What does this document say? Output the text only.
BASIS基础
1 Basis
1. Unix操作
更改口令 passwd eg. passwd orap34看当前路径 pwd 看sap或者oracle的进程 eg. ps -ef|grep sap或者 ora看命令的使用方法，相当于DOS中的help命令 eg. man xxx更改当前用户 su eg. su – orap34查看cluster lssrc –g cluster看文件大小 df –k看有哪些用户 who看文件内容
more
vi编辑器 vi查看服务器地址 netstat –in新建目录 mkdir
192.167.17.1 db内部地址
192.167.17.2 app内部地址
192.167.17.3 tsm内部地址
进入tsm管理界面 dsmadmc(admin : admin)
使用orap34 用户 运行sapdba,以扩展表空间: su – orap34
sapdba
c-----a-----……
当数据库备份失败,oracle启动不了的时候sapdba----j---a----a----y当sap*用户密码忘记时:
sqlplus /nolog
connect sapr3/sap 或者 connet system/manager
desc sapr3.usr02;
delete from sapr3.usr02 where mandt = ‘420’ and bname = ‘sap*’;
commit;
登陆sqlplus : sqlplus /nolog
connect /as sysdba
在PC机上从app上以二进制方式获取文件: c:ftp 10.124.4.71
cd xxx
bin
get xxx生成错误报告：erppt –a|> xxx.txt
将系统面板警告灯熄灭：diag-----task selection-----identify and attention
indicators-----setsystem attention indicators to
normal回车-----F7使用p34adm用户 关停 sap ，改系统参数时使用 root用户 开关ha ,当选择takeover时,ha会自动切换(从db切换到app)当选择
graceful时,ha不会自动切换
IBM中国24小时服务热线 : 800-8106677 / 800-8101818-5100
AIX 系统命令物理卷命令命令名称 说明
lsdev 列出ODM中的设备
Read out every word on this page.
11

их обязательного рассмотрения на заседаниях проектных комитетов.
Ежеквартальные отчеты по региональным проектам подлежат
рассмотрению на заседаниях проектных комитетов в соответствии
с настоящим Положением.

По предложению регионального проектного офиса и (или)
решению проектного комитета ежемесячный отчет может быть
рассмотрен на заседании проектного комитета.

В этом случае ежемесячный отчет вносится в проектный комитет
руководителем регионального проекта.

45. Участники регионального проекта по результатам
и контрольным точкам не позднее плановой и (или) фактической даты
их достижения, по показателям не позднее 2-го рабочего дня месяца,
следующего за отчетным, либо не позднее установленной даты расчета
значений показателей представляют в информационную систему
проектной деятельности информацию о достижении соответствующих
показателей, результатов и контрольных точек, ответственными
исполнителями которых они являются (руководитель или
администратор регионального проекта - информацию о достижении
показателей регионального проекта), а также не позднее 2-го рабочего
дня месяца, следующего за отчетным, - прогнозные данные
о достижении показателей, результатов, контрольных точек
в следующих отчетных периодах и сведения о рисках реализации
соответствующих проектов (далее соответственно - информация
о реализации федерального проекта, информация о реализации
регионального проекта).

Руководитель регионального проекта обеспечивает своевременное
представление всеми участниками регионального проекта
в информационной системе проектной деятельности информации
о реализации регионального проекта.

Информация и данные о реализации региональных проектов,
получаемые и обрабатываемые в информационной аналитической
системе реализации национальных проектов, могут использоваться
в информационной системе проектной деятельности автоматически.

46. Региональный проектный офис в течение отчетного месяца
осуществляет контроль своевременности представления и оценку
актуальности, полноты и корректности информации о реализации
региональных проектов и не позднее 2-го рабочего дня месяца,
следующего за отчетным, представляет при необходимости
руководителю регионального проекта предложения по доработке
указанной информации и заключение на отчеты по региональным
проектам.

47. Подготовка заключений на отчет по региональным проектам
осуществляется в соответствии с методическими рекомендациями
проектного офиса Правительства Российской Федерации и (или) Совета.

┄┄┄┄┄┄┄┄┄┄

**Aim of the task:** Extract all of the data above without altering anything.

**Reply to the exercise:**
What does this document say? Output the text only.
BASIS基础
1 Basis
1. Unix操作
更改口令 passwd eg. passwd orap34看当前路径 pwd 看sap或者oracle的进程 eg. ps -ef|grep sap或者 ora看命令的使用方法，相当于DOS中的help命令 eg. man xxx更改当前用户 su eg. su – orap34查看cluster lssrc –g cluster看文件大小 df –k看有哪些用户 who看文件内容
more
vi编辑器 vi查看服务器地址 netstat –in新建目录 mkdir
192.167.17.1 db内部地址
192.167.17.2 app内部地址
192.167.17.3 tsm内部地址
进入tsm管理界面 dsmadmc(admin : admin)
使用orap34 用户 运行sapdba,以扩展表空间: su – orap34
sapdba
c-----a-----……
当数据库备份失败,oracle启动不了的时候sapdba----j---a----a----y当sap*用户密码忘记时:
sqlplus /nolog
connect sapr3/sap 或者 connet system/manager
desc sapr3.usr02;
delete from sapr3.usr02 where mandt = ‘420’ and bname = ‘sap*’;
commit;
登陆sqlplus : sqlplus /nolog
connect /as sysdba
在PC机上从app上以二进制方式获取文件: c:ftp 10.124.4.71
cd xxx
bin
get xxx生成错误报告：erppt –a|> xxx.txt
将系统面板警告灯熄灭：diag-----task selection-----identify and attention
indicators-----setsystem attention indicators to
normal回车-----F7使用p34adm用户 关停 sap ，改系统参数时使用 root用户 开关ha ,当选择takeover时,ha会自动切换(从db切换到app)当选择
graceful时,ha不会自动切换
IBM中国24小时服务热线 : 800-8106677 / 800-8101818-5100
AIX 系统命令物理卷命令命令名称 说明
lsdev 列出ODM中的设备
Read out every word on this page.
11

их обязательного рассмотрения на заседаниях проектных комитетов.
Ежеквартальные отчеты по региональным проектам подлежат
рассмотрению на заседаниях проектных комитетов в соответствии
с настоящим Положением.

По предложению регионального проектного офиса и (или)
решению проектного комитета ежемесячный отчет может быть
рассмотрен на заседании проектного комитета.

В этом случае ежемесячный отчет вносится в проектный комитет
руководителем регионального проекта.

45. Участники регионального проекта по результатам
и контрольным точкам не позднее плановой и (или) фактической даты
их достижения, по показателям не позднее 2-го рабочего дня месяца,
следующего за отчетным, либо не позднее установленной даты расчета
значений показателей представляют в информационную систему
проектной деятельности информацию о достижении соответствующих
показателей, результатов и контрольных точек, ответственными
исполнителями которых они являются (руководитель или
администратор регионального проекта - информацию о достижении
показателей регионального проекта), а также не позднее 2-го рабочего
дня месяца, следующего за отчетным, - прогнозные данные
о достижении показателей, результатов, контрольных точек
в следующих отчетных периодах и сведения о рисках реализации
соответствующих проектов (далее соответственно - информация
о реализации федерального проекта, информация о реализации
регионального проекта).

Руководитель регионального проекта обеспечивает своевременное
представление всеми участниками регионального проекта
в информационной системе проектной деятельности информации
о реализации регионального проекта.

Информация и данные о реализации региональных проектов,
получаемые и обрабатываемые в информационной аналитической
системе реализации национальных проектов, могут использоваться
в информационной системе проектной деятельности автоматически.

46. Региональный проектный офис в течение отчетного месяца
осуществляет контроль своевременности представления и оценку
актуальности, полноты и корректности информации о реализации
региональных проектов и не позднее 2-го рабочего дня месяца,
следующего за отчетным, представляет при необходимости
руководителю регионального проекта предложения по доработке
указанной информации и заключение на отчеты по региональным
проектам.

47. Подготовка заключений на отчет по региональным проектам
осуществляется в соответствии с методическими рекомендациями
проектного офиса Правительства Российской Федерации и (или) Совета.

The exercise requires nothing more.